- **What is needed**
Copy every entry exactly.

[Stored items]
========================

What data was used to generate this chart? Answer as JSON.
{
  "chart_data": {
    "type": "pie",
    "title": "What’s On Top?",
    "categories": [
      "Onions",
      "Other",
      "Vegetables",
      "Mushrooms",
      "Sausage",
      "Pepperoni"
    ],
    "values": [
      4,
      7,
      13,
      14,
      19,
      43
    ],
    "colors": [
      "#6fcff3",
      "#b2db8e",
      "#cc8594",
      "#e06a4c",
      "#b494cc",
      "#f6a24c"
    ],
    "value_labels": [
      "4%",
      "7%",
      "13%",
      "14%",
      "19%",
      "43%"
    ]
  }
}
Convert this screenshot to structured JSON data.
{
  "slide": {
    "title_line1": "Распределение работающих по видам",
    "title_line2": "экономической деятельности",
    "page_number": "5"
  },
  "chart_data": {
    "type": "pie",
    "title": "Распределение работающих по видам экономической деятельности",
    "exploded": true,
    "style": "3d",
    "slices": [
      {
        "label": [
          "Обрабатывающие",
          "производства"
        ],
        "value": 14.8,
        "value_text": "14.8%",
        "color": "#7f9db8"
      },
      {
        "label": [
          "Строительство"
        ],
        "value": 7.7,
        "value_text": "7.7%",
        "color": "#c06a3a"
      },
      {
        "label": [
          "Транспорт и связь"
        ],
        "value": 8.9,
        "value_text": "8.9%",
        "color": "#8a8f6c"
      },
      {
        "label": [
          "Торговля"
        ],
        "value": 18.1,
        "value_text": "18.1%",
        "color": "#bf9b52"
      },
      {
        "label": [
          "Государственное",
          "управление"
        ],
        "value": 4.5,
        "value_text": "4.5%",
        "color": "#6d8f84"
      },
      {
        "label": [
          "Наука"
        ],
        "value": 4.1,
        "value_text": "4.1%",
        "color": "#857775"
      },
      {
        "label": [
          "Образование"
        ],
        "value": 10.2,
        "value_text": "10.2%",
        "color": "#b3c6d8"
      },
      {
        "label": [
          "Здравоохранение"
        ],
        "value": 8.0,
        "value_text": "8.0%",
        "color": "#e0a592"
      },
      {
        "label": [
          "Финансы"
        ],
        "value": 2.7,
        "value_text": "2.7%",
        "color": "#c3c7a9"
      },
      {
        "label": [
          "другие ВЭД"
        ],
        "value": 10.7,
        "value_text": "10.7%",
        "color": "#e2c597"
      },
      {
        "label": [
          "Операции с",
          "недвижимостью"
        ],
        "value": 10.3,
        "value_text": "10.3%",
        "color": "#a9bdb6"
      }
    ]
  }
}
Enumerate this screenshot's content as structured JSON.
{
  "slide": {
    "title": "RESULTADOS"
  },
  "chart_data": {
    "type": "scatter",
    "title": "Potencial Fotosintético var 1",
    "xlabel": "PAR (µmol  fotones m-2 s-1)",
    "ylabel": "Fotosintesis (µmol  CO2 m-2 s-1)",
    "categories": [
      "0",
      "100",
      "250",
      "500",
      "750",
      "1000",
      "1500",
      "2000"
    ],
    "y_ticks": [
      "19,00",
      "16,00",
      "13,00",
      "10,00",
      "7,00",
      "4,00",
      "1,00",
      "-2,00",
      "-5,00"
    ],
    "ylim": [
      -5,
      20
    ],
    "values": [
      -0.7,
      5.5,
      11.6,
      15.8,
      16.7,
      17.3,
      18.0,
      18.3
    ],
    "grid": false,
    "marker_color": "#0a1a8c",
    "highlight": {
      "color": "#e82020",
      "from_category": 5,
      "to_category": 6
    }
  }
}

========================

- **Task solution**
What data was used to generate this chart? Answer as JSON.
{
  "chart_data": {
    "type": "pie",
    "title": "What’s On Top?",
    "categories": [
      "Onions",
      "Other",
      "Vegetables",
      "Mushrooms",
      "Sausage",
      "Pepperoni"
    ],
    "values": [
      4,
      7,
      13,
      14,
      19,
      43
    ],
    "colors": [
      "#6fcff3",
      "#b2db8e",
      "#cc8594",
      "#e06a4c",
      "#b494cc",
      "#f6a24c"
    ],
    "value_labels": [
      "4%",
      "7%",
      "13%",
      "14%",
      "19%",
      "43%"
    ]
  }
}
Convert this screenshot to structured JSON data.
{
  "slide": {
    "title_line1": "Распределение работающих по видам",
    "title_line2": "экономической деятельности",
    "page_number": "5"
  },
  "chart_data": {
    "type": "pie",
    "title": "Распределение работающих по видам экономической деятельности",
    "exploded": true,
    "style": "3d",
    "slices": [
      {
        "label": [
          "Обрабатывающие",
          "производства"
        ],
        "value": 14.8,
        "value_text": "14.8%",
        "color": "#7f9db8"
      },
      {
        "label": [
          "Строительство"
        ],
        "value": 7.7,
        "value_text": "7.7%",
        "color": "#c06a3a"
      },
      {
        "label": [
          "Транспорт и связь"
        ],
        "value": 8.9,
        "value_text": "8.9%",
        "color": "#8a8f6c"
      },
      {
        "label": [
          "Торговля"
        ],
        "value": 18.1,
        "value_text": "18.1%",
        "color": "#bf9b52"
      },
      {
        "label": [
          "Государственное",
          "управление"
        ],
        "value": 4.5,
        "value_text": "4.5%",
        "color": "#6d8f84"
      },
      {
        "label": [
          "Наука"
        ],
        "value": 4.1,
        "value_text": "4.1%",
        "color": "#857775"
      },
      {
        "label": [
          "Образование"
        ],
        "value": 10.2,
        "value_text": "10.2%",
        "color": "#b3c6d8"
      },
      {
        "label": [
          "Здравоохранение"
        ],
        "value": 8.0,
        "value_text": "8.0%",
        "color": "#e0a592"
      },
      {
        "label": [
          "Финансы"
        ],
        "value": 2.7,
        "value_text": "2.7%",
        "color": "#c3c7a9"
      },
      {
        "label": [
          "другие ВЭД"
        ],
        "value": 10.7,
        "value_text": "10.7%",
        "color": "#e2c597"
      },
      {
        "label": [
          "Операции с",
          "недвижимостью"
        ],
        "value": 10.3,
        "value_text": "10.3%",
        "color": "#a9bdb6"
      }
    ]
  }
}
Enumerate this screenshot's content as structured JSON.
{
  "slide": {
    "title": "RESULTADOS"
  },
  "chart_data": {
    "type": "scatter",
    "title": "Potencial Fotosintético var 1",
    "xlabel": "PAR (µmol  fotones m-2 s-1)",
    "ylabel": "Fotosintesis (µmol  CO2 m-2 s-1)",
    "categories": [
      "0",
      "100",
      "250",
      "500",
      "750",
      "1000",
      "1500",
      "2000"
    ],
    "y_ticks": [
      "19,00",
      "16,00",
      "13,00",
      "10,00",
      "7,00",
      "4,00",
      "1,00",
      "-2,00",
      "-5,00"
    ],
    "ylim": [
      -5,
      20
    ],
    "values": [
      -0.7,
      5.5,
      11.6,
      15.8,
      16.7,
      17.3,
      18.0,
      18.3
    ],
    "grid": false,
    "marker_color": "#0a1a8c",
    "highlight": {
      "color": "#e82020",
      "from_category": 5,
      "to_category": 6
    }
  }
}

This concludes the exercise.